> Exercise prompt
Write out, please, the line containing "Type out the text in this image." together with all lines after it, up to and including the last one, with no other output.

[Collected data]
<<<<

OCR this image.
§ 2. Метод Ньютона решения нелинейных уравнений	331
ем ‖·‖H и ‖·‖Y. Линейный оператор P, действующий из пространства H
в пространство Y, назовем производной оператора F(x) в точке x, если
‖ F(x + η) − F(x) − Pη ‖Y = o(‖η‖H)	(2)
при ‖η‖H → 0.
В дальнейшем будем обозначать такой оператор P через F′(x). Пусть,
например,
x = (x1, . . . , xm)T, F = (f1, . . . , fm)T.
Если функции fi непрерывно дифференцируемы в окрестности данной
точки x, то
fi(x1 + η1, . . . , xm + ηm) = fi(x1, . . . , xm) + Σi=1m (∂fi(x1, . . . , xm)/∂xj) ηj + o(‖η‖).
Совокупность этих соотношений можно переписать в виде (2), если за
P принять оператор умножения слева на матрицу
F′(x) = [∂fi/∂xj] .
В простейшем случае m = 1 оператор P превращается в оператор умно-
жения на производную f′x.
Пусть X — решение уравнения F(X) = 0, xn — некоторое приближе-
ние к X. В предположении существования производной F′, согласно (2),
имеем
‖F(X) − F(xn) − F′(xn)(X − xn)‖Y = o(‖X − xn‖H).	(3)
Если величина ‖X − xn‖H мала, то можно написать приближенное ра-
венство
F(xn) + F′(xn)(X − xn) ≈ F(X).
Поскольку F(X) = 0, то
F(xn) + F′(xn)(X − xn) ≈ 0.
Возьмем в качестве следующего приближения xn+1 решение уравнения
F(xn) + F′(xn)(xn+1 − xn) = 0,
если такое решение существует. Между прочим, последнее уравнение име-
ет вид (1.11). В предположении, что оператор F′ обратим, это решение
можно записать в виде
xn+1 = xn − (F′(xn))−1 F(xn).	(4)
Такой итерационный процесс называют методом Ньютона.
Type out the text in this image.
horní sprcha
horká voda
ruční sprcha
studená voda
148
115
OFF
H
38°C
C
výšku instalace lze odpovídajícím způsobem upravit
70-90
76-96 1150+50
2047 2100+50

>>>>

> Reply to the exercise
Type out the text in this image.
horní sprcha
horká voda
ruční sprcha
studená voda
148
115
OFF
H
38°C
C
výšku instalace lze odpovídajícím způsobem upravit
70-90
76-96 1150+50
2047 2100+50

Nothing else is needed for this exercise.